**Given request:**
Where a line holds the string "grid", return that line.

(Stored dataset items)
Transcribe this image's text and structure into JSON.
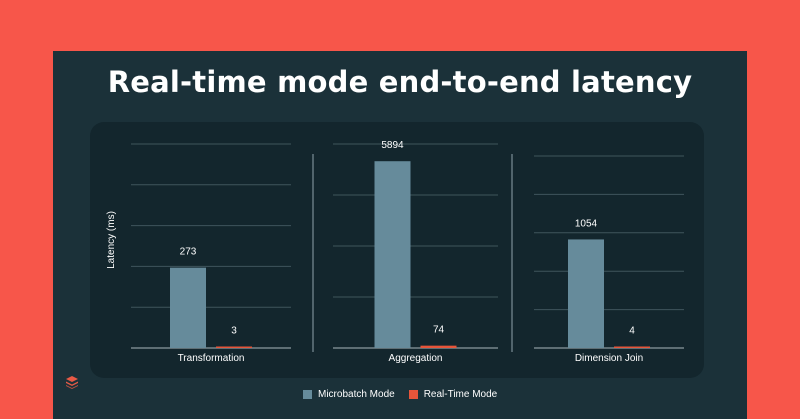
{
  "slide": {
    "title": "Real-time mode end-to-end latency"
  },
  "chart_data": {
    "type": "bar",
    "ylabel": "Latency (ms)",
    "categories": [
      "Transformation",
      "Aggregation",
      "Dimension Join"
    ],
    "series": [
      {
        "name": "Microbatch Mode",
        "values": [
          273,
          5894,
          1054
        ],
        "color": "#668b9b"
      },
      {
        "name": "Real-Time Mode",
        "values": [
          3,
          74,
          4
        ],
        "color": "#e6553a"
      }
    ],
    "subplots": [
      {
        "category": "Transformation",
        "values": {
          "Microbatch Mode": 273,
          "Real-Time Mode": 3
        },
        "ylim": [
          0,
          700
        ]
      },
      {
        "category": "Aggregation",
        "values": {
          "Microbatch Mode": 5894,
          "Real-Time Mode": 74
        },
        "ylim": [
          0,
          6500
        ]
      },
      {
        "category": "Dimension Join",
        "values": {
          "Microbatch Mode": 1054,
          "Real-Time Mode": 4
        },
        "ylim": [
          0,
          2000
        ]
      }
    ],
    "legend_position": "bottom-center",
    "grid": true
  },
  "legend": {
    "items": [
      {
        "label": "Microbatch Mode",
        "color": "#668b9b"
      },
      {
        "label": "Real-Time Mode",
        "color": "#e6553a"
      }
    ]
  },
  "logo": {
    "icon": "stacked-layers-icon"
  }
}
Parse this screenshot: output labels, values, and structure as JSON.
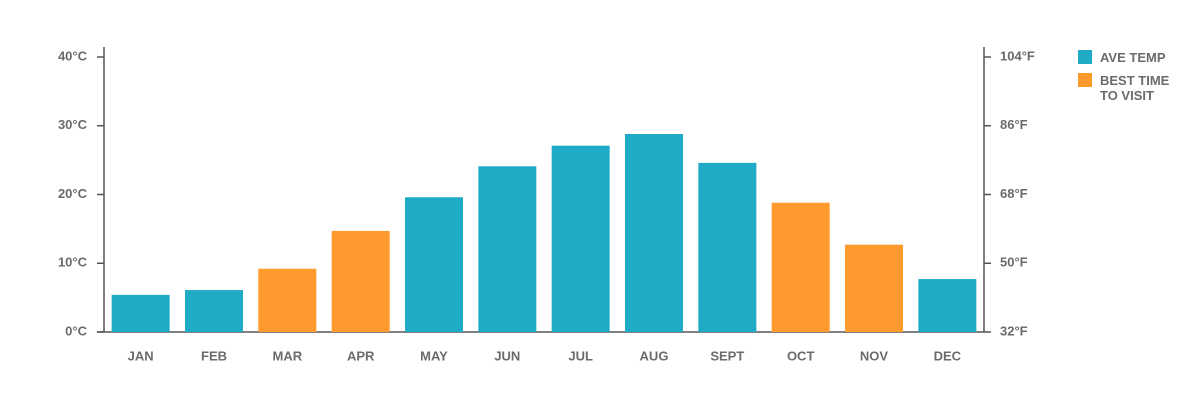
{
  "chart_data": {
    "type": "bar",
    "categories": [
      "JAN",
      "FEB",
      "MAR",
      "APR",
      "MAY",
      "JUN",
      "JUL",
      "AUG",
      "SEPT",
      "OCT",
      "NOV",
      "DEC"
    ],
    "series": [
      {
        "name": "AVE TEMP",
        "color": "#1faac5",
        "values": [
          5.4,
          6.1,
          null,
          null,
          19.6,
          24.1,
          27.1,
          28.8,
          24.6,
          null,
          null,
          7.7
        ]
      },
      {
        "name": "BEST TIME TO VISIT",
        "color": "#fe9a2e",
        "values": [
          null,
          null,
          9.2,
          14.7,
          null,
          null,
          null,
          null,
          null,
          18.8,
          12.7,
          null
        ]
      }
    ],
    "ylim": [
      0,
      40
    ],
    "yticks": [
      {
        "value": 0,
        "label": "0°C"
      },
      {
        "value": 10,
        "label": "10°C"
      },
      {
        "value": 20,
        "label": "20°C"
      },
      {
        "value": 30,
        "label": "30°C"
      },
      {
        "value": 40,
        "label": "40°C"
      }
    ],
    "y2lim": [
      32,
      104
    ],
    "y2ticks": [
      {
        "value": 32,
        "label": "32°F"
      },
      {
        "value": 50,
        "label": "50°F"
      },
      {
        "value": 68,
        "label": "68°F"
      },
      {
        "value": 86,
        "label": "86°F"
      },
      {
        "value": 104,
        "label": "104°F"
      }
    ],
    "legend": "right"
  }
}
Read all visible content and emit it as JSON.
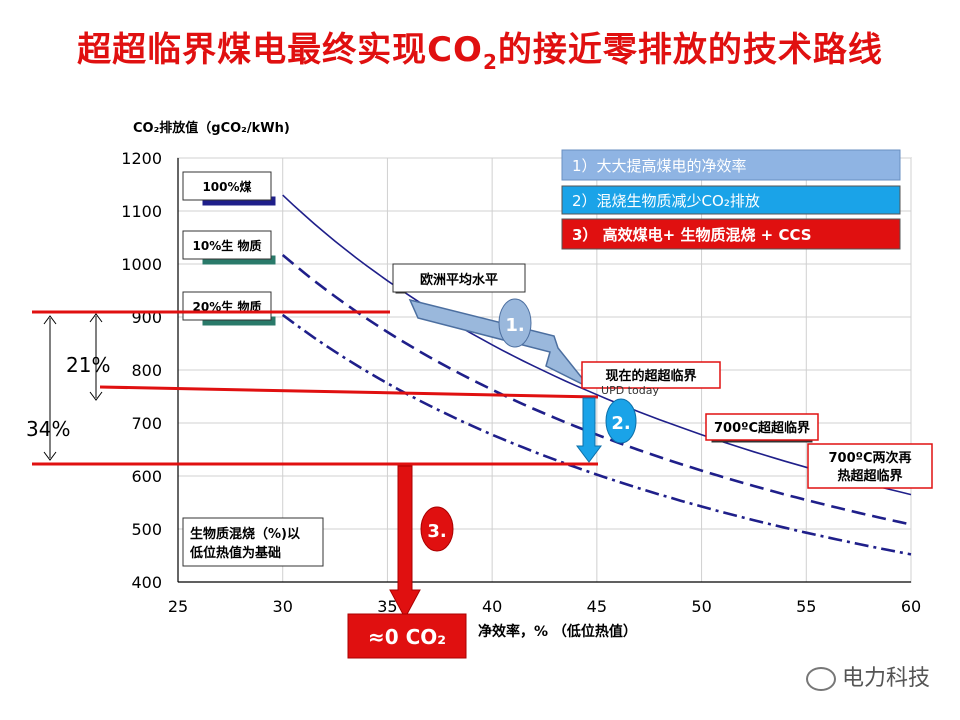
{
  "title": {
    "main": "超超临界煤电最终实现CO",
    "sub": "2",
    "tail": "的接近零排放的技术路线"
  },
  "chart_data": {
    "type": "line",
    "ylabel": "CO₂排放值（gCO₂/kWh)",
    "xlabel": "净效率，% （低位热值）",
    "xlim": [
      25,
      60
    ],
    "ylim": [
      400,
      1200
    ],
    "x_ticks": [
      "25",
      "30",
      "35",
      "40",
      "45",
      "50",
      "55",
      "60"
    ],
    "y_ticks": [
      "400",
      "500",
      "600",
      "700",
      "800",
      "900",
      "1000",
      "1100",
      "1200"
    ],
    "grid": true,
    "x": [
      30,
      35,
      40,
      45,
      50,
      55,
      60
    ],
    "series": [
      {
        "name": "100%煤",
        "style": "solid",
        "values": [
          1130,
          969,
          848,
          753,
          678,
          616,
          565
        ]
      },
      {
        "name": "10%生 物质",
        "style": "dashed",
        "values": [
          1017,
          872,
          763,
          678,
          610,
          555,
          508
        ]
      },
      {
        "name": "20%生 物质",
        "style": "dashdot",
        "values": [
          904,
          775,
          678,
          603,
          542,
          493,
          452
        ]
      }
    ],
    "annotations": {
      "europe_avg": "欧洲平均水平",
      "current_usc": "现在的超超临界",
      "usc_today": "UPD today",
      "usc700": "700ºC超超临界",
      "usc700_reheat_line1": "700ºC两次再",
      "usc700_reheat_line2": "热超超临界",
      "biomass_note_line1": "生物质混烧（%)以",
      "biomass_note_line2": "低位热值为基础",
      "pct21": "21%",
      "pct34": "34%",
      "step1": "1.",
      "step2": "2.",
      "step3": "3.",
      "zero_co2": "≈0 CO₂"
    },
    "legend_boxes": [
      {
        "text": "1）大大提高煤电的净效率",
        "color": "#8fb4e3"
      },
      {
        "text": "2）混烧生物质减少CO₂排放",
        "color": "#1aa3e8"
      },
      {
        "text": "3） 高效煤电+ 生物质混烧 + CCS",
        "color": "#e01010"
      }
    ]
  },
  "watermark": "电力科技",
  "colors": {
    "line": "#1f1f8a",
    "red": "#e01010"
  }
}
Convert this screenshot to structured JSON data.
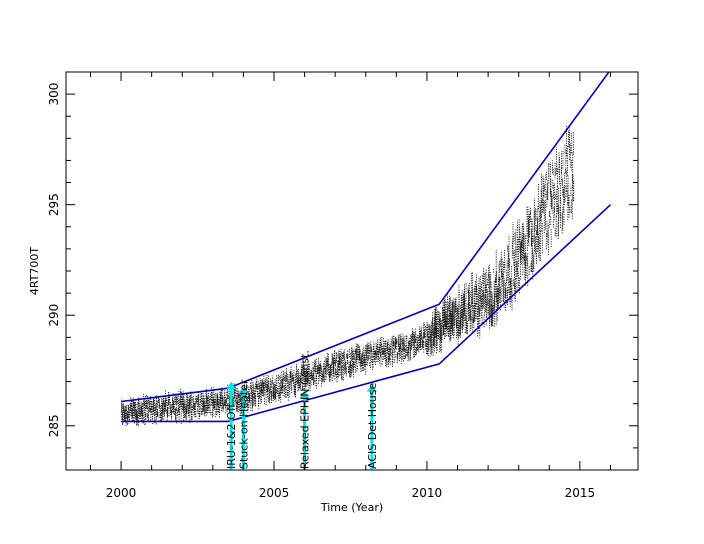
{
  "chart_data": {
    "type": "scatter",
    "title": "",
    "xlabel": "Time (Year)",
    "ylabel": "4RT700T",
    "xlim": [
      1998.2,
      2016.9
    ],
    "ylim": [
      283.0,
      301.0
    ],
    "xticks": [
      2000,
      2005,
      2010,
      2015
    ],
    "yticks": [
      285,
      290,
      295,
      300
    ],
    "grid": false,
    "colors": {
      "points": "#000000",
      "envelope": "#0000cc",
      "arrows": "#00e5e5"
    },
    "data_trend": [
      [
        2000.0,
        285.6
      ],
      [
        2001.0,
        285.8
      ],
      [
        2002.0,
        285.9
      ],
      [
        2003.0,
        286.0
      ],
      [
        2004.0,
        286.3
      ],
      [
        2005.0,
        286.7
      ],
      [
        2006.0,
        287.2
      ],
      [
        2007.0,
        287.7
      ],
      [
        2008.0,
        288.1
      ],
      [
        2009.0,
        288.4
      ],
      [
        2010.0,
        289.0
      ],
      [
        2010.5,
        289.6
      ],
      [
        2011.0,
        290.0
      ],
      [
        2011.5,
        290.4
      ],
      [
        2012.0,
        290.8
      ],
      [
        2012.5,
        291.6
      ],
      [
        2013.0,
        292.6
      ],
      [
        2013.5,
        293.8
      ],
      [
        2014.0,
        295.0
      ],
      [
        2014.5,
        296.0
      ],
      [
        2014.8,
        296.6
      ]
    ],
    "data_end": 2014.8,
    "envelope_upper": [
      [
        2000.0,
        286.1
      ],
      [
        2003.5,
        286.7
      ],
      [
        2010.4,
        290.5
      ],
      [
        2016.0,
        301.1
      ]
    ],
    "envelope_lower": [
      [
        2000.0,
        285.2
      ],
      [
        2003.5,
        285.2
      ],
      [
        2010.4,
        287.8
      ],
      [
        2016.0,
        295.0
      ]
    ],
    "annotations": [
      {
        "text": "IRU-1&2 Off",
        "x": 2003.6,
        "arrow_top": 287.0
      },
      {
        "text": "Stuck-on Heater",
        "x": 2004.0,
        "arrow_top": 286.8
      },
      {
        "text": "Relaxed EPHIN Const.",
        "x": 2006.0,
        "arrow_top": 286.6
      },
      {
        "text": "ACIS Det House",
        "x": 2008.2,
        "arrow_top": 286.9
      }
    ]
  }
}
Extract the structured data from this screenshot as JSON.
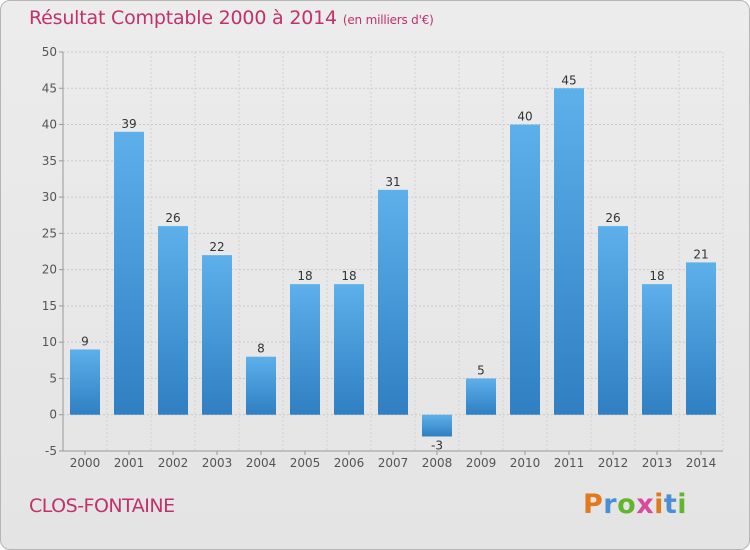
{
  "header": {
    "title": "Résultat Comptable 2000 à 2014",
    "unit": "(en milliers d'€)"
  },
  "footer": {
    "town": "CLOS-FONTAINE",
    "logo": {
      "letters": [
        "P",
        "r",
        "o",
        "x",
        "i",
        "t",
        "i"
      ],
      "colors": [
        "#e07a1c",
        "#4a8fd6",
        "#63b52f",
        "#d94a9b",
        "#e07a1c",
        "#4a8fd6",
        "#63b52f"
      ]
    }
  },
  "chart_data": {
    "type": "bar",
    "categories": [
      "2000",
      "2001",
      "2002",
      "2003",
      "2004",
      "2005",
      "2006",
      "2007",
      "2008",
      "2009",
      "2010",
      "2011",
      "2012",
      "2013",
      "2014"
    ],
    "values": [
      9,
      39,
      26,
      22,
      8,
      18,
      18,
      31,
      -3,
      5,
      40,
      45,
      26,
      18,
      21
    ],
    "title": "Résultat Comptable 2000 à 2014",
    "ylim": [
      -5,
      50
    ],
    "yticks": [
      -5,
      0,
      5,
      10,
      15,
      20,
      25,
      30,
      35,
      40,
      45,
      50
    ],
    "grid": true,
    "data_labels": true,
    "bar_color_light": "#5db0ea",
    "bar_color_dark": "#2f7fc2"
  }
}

**Reply to the task:**
    "grid": true
    "grid": true,
    "grid": false,
    "grid": true,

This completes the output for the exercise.